__EXERCISE TASK__. Wherever a line in the data below holds "Relative", copy that line.

__INPUT FOR THIS TASK__.
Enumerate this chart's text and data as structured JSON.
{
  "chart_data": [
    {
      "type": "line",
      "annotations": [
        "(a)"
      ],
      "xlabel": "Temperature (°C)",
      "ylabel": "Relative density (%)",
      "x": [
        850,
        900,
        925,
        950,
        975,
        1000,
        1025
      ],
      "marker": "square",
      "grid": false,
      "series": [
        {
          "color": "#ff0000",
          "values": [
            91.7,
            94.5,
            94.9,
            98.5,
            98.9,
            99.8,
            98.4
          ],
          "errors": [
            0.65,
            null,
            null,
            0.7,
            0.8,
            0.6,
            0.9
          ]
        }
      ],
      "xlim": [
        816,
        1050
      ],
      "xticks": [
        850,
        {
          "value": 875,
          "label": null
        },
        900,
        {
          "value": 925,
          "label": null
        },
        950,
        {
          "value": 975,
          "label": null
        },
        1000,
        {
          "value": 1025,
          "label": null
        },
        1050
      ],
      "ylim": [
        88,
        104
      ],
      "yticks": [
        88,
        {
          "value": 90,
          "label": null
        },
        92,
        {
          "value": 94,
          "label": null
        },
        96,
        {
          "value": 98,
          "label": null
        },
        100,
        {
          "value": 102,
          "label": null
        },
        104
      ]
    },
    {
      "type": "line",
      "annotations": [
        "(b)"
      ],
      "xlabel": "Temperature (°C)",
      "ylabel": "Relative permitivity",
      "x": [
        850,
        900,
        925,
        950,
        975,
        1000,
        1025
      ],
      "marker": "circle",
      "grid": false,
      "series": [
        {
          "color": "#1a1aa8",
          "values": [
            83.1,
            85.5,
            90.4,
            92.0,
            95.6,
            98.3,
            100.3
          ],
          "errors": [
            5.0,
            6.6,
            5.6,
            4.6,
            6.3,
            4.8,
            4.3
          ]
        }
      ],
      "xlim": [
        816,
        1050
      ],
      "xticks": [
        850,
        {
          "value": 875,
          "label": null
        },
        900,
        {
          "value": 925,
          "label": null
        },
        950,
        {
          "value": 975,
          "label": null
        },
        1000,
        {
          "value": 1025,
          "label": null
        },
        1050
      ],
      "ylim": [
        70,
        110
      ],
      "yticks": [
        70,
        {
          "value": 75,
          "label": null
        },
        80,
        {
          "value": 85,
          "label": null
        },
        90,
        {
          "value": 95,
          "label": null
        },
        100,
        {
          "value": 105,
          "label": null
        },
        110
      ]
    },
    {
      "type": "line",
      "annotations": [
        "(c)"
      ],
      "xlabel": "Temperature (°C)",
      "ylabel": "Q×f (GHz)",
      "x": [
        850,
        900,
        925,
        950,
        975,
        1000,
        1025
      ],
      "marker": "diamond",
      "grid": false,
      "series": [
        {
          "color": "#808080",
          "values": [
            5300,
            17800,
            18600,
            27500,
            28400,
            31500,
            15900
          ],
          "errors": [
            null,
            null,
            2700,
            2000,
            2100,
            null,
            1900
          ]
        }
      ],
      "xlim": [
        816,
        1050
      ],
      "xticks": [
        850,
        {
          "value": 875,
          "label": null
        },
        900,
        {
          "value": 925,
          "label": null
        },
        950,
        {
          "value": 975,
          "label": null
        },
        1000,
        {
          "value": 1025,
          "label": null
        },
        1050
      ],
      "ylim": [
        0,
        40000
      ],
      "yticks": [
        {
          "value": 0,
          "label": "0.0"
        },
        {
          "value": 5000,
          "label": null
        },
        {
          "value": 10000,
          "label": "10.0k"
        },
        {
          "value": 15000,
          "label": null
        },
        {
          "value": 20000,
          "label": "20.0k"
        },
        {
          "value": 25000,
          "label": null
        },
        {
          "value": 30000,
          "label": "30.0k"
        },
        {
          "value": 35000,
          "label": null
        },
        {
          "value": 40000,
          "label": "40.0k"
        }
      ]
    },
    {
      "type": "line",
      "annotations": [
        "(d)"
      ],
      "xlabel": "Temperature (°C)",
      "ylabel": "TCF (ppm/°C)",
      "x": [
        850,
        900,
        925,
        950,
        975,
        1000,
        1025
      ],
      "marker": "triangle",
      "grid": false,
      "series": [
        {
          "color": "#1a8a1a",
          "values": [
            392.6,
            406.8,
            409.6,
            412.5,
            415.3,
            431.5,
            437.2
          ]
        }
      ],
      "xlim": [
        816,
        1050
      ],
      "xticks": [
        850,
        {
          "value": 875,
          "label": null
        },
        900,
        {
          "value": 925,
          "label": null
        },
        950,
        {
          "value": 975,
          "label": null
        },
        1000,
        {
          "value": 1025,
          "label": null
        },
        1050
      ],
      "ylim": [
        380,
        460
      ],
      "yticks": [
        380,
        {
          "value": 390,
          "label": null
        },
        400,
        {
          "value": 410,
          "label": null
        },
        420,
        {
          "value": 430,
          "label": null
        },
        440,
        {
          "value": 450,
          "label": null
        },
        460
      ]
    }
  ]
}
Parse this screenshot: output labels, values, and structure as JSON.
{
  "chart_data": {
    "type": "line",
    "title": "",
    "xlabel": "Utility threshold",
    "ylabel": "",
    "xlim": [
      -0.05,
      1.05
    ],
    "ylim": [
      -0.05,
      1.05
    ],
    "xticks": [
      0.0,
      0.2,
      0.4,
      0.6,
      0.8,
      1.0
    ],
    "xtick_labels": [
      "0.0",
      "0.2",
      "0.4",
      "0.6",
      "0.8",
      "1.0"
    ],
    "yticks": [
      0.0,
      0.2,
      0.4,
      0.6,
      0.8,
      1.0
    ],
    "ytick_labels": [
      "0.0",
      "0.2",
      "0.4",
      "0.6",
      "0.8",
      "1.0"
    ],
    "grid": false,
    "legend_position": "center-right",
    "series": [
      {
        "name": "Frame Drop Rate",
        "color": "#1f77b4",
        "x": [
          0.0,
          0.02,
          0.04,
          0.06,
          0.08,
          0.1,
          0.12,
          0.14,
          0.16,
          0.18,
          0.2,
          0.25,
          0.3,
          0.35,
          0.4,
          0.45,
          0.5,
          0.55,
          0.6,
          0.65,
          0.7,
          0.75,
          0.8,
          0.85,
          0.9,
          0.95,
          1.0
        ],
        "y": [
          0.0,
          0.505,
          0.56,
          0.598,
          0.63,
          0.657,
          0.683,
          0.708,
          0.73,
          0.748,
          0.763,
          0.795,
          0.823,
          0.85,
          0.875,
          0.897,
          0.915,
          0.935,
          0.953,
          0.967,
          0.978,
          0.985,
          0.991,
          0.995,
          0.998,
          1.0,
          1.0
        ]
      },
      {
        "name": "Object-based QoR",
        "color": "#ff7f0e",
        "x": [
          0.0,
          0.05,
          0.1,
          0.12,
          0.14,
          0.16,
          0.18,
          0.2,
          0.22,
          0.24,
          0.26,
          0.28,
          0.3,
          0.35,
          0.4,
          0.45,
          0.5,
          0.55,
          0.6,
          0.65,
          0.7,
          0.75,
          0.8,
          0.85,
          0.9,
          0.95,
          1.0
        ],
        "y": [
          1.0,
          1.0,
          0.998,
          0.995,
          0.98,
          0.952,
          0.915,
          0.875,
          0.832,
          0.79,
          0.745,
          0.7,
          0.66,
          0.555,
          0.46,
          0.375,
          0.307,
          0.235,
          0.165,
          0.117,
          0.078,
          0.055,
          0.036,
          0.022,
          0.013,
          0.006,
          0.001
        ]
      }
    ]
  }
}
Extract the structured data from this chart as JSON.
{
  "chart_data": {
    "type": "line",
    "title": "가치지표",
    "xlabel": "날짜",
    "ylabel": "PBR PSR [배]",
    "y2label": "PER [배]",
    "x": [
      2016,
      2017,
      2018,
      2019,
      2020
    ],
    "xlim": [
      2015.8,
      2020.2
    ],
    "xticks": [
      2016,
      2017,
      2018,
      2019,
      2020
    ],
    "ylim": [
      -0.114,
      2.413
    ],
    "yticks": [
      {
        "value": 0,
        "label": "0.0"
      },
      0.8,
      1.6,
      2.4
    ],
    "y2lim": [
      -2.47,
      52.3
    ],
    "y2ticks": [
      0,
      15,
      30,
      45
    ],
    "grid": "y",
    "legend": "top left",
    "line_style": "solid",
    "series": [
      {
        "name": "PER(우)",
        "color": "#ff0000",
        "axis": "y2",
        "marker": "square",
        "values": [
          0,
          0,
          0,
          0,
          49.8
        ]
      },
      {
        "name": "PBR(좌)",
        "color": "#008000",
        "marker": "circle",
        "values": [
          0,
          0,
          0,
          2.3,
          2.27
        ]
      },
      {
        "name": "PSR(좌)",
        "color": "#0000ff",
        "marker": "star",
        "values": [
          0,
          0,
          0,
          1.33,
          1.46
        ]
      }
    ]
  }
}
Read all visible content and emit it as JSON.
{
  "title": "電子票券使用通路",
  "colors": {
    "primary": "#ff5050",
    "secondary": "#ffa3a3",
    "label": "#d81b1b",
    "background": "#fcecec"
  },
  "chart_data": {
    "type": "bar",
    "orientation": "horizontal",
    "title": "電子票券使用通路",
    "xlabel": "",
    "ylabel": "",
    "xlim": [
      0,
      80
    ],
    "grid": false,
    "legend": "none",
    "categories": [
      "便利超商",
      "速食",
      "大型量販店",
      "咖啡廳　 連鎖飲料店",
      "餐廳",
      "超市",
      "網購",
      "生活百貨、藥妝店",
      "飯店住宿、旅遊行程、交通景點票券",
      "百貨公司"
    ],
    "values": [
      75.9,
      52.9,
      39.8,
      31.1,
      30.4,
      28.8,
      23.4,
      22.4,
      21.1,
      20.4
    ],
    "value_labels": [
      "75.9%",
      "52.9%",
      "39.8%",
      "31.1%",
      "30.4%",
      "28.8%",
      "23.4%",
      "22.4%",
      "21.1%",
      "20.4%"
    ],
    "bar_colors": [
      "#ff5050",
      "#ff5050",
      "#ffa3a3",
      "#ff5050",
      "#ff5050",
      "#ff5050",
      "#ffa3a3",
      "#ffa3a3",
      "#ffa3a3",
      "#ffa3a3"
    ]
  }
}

__WRITTEN REPLY__.
      "ylabel": "Relative density (%)",
      "ylabel": "Relative permitivity",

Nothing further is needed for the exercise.